Reproduce every record below exactly as written, leaving out any pictures.
##### Dataset extract #####
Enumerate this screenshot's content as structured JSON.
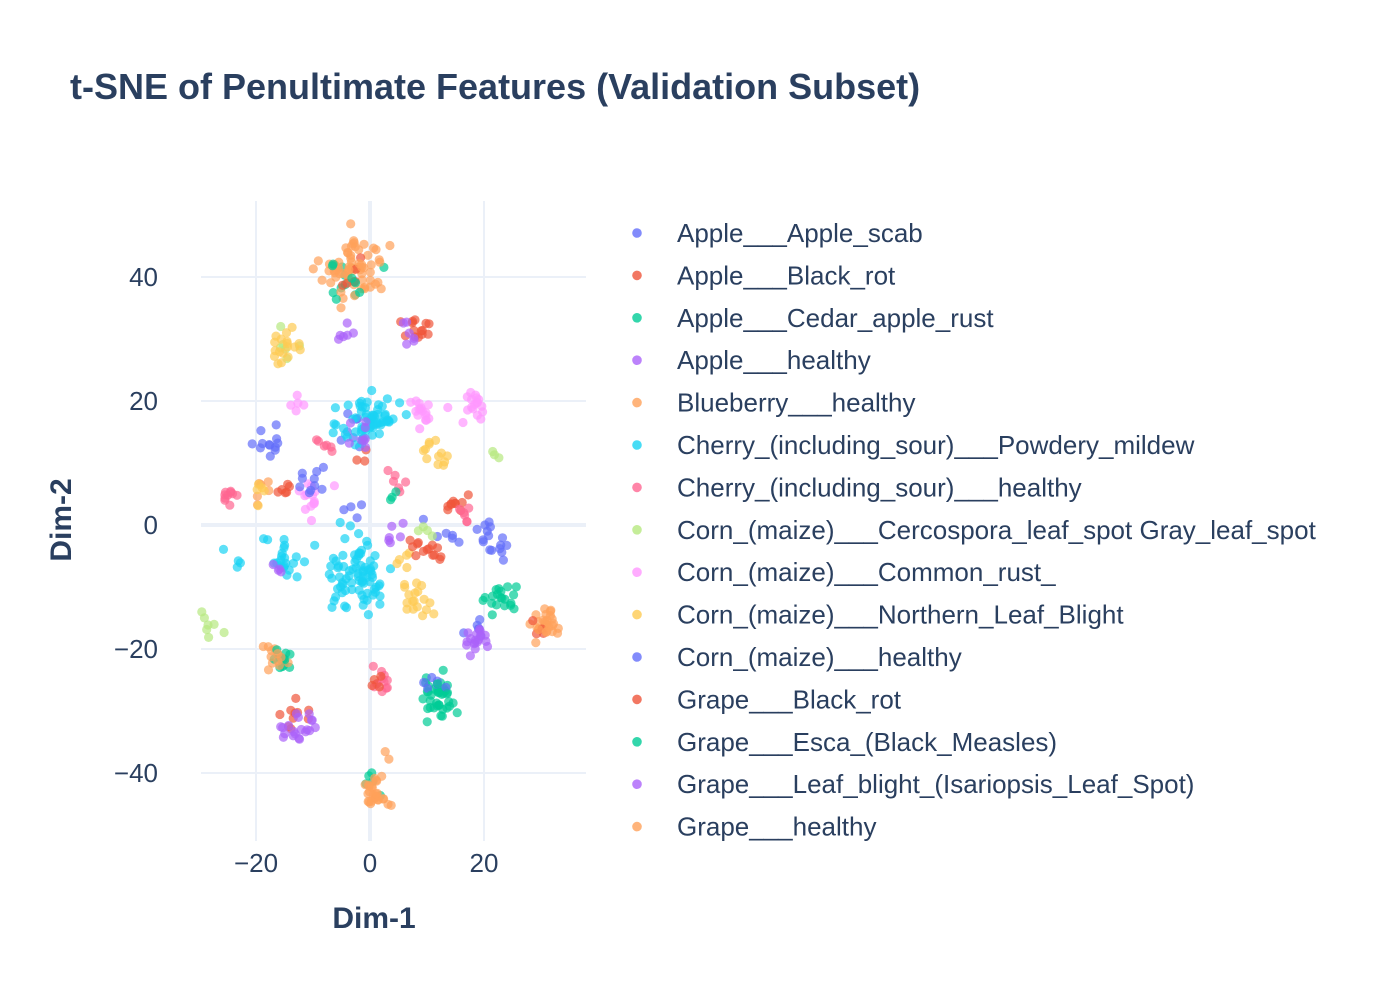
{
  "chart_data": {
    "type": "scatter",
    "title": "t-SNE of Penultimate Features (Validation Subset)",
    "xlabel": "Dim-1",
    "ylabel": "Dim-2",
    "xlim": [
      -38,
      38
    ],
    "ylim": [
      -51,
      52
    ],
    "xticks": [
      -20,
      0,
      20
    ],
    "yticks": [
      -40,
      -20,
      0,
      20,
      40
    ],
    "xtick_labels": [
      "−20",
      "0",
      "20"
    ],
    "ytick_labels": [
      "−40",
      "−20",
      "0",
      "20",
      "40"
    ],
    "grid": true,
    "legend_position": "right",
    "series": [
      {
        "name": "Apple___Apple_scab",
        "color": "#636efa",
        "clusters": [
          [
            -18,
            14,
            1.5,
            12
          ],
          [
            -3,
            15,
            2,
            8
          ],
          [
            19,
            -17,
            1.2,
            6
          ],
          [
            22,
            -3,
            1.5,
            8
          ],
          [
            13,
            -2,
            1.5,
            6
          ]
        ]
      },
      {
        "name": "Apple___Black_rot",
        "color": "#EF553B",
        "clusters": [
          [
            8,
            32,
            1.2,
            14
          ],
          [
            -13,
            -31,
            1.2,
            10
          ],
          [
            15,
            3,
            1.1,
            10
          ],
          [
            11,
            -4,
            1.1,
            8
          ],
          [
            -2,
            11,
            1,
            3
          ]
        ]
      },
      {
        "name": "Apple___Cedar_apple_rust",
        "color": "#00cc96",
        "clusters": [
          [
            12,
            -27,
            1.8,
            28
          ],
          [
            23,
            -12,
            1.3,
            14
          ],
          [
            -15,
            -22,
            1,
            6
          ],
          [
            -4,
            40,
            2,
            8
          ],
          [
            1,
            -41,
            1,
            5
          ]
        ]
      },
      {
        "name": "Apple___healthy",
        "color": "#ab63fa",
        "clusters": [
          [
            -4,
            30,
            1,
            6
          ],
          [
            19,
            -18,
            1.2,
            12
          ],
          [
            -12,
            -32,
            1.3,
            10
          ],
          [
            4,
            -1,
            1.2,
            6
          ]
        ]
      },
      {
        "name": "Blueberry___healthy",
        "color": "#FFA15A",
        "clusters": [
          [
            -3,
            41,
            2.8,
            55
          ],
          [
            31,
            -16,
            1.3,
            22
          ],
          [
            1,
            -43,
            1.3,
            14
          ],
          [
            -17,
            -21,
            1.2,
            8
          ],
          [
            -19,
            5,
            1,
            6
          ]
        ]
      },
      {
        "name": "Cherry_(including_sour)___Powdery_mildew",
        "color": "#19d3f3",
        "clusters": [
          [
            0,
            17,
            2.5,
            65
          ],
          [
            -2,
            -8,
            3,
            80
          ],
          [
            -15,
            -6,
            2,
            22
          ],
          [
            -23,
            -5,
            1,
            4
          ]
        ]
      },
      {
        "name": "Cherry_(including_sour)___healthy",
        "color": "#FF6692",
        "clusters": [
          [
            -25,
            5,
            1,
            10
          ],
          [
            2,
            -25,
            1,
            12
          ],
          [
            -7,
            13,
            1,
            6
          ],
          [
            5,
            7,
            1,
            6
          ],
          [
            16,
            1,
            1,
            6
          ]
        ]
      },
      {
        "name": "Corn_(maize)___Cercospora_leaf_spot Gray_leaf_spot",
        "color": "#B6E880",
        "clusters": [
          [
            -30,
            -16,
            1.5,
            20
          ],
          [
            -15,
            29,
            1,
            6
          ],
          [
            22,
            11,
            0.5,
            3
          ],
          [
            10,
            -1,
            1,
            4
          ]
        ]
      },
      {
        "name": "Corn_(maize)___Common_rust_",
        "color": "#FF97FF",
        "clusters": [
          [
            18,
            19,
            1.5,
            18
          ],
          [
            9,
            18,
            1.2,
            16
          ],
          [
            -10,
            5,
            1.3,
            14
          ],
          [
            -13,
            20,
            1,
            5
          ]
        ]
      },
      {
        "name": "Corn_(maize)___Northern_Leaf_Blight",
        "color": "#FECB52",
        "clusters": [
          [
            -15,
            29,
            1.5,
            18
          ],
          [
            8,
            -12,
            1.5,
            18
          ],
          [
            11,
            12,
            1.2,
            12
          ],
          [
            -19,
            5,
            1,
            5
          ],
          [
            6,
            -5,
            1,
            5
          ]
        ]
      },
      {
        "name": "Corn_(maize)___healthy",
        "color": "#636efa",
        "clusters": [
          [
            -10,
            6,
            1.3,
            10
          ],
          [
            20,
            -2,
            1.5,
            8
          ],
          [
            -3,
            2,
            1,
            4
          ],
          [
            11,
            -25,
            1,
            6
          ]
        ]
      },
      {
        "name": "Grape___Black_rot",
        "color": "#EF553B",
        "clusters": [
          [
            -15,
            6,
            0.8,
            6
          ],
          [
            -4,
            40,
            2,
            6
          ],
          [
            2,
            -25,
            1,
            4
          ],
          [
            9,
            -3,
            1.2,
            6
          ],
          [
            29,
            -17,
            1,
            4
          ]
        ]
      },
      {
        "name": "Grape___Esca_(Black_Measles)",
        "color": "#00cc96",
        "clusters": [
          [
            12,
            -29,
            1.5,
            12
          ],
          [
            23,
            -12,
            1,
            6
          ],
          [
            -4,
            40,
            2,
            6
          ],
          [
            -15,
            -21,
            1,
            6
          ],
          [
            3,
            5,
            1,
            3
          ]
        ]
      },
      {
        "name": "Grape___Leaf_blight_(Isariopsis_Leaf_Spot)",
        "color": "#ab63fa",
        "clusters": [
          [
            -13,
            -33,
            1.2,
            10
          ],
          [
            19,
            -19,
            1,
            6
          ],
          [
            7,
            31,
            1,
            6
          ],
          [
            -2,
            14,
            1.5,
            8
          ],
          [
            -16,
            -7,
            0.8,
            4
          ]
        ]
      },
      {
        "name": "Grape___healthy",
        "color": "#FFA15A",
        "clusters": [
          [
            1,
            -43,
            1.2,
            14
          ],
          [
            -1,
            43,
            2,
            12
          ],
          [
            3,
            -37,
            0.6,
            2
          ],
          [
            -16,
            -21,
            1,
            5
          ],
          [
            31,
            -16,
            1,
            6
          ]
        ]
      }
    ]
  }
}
#####
#### Task response
Enumerate this screenshot's content as structured JSON.
{
  "chart_data": {
    "type": "scatter",
    "title": "t-SNE of Penultimate Features (Validation Subset)",
    "xlabel": "Dim-1",
    "ylabel": "Dim-2",
    "xlim": [
      -38,
      38
    ],
    "ylim": [
      -51,
      52
    ],
    "xticks": [
      -20,
      0,
      20
    ],
    "yticks": [
      -40,
      -20,
      0,
      20,
      40
    ],
    "xtick_labels": [
      "−20",
      "0",
      "20"
    ],
    "ytick_labels": [
      "−40",
      "−20",
      "0",
      "20",
      "40"
    ],
    "grid": true,
    "legend_position": "right",
    "series": [
      {
        "name": "Apple___Apple_scab",
        "color": "#636efa",
        "clusters": [
          [
            -18,
            14,
            1.5,
            12
          ],
          [
            -3,
            15,
            2,
            8
          ],
          [
            19,
            -17,
            1.2,
            6
          ],
          [
            22,
            -3,
            1.5,
            8
          ],
          [
            13,
            -2,
            1.5,
            6
          ]
        ]
      },
      {
        "name": "Apple___Black_rot",
        "color": "#EF553B",
        "clusters": [
          [
            8,
            32,
            1.2,
            14
          ],
          [
            -13,
            -31,
            1.2,
            10
          ],
          [
            15,
            3,
            1.1,
            10
          ],
          [
            11,
            -4,
            1.1,
            8
          ],
          [
            -2,
            11,
            1,
            3
          ]
        ]
      },
      {
        "name": "Apple___Cedar_apple_rust",
        "color": "#00cc96",
        "clusters": [
          [
            12,
            -27,
            1.8,
            28
          ],
          [
            23,
            -12,
            1.3,
            14
          ],
          [
            -15,
            -22,
            1,
            6
          ],
          [
            -4,
            40,
            2,
            8
          ],
          [
            1,
            -41,
            1,
            5
          ]
        ]
      },
      {
        "name": "Apple___healthy",
        "color": "#ab63fa",
        "clusters": [
          [
            -4,
            30,
            1,
            6
          ],
          [
            19,
            -18,
            1.2,
            12
          ],
          [
            -12,
            -32,
            1.3,
            10
          ],
          [
            4,
            -1,
            1.2,
            6
          ]
        ]
      },
      {
        "name": "Blueberry___healthy",
        "color": "#FFA15A",
        "clusters": [
          [
            -3,
            41,
            2.8,
            55
          ],
          [
            31,
            -16,
            1.3,
            22
          ],
          [
            1,
            -43,
            1.3,
            14
          ],
          [
            -17,
            -21,
            1.2,
            8
          ],
          [
            -19,
            5,
            1,
            6
          ]
        ]
      },
      {
        "name": "Cherry_(including_sour)___Powdery_mildew",
        "color": "#19d3f3",
        "clusters": [
          [
            0,
            17,
            2.5,
            65
          ],
          [
            -2,
            -8,
            3,
            80
          ],
          [
            -15,
            -6,
            2,
            22
          ],
          [
            -23,
            -5,
            1,
            4
          ]
        ]
      },
      {
        "name": "Cherry_(including_sour)___healthy",
        "color": "#FF6692",
        "clusters": [
          [
            -25,
            5,
            1,
            10
          ],
          [
            2,
            -25,
            1,
            12
          ],
          [
            -7,
            13,
            1,
            6
          ],
          [
            5,
            7,
            1,
            6
          ],
          [
            16,
            1,
            1,
            6
          ]
        ]
      },
      {
        "name": "Corn_(maize)___Cercospora_leaf_spot Gray_leaf_spot",
        "color": "#B6E880",
        "clusters": [
          [
            -30,
            -16,
            1.5,
            20
          ],
          [
            -15,
            29,
            1,
            6
          ],
          [
            22,
            11,
            0.5,
            3
          ],
          [
            10,
            -1,
            1,
            4
          ]
        ]
      },
      {
        "name": "Corn_(maize)___Common_rust_",
        "color": "#FF97FF",
        "clusters": [
          [
            18,
            19,
            1.5,
            18
          ],
          [
            9,
            18,
            1.2,
            16
          ],
          [
            -10,
            5,
            1.3,
            14
          ],
          [
            -13,
            20,
            1,
            5
          ]
        ]
      },
      {
        "name": "Corn_(maize)___Northern_Leaf_Blight",
        "color": "#FECB52",
        "clusters": [
          [
            -15,
            29,
            1.5,
            18
          ],
          [
            8,
            -12,
            1.5,
            18
          ],
          [
            11,
            12,
            1.2,
            12
          ],
          [
            -19,
            5,
            1,
            5
          ],
          [
            6,
            -5,
            1,
            5
          ]
        ]
      },
      {
        "name": "Corn_(maize)___healthy",
        "color": "#636efa",
        "clusters": [
          [
            -10,
            6,
            1.3,
            10
          ],
          [
            20,
            -2,
            1.5,
            8
          ],
          [
            -3,
            2,
            1,
            4
          ],
          [
            11,
            -25,
            1,
            6
          ]
        ]
      },
      {
        "name": "Grape___Black_rot",
        "color": "#EF553B",
        "clusters": [
          [
            -15,
            6,
            0.8,
            6
          ],
          [
            -4,
            40,
            2,
            6
          ],
          [
            2,
            -25,
            1,
            4
          ],
          [
            9,
            -3,
            1.2,
            6
          ],
          [
            29,
            -17,
            1,
            4
          ]
        ]
      },
      {
        "name": "Grape___Esca_(Black_Measles)",
        "color": "#00cc96",
        "clusters": [
          [
            12,
            -29,
            1.5,
            12
          ],
          [
            23,
            -12,
            1,
            6
          ],
          [
            -4,
            40,
            2,
            6
          ],
          [
            -15,
            -21,
            1,
            6
          ],
          [
            3,
            5,
            1,
            3
          ]
        ]
      },
      {
        "name": "Grape___Leaf_blight_(Isariopsis_Leaf_Spot)",
        "color": "#ab63fa",
        "clusters": [
          [
            -13,
            -33,
            1.2,
            10
          ],
          [
            19,
            -19,
            1,
            6
          ],
          [
            7,
            31,
            1,
            6
          ],
          [
            -2,
            14,
            1.5,
            8
          ],
          [
            -16,
            -7,
            0.8,
            4
          ]
        ]
      },
      {
        "name": "Grape___healthy",
        "color": "#FFA15A",
        "clusters": [
          [
            1,
            -43,
            1.2,
            14
          ],
          [
            -1,
            43,
            2,
            12
          ],
          [
            3,
            -37,
            0.6,
            2
          ],
          [
            -16,
            -21,
            1,
            5
          ],
          [
            31,
            -16,
            1,
            6
          ]
        ]
      }
    ]
  }
}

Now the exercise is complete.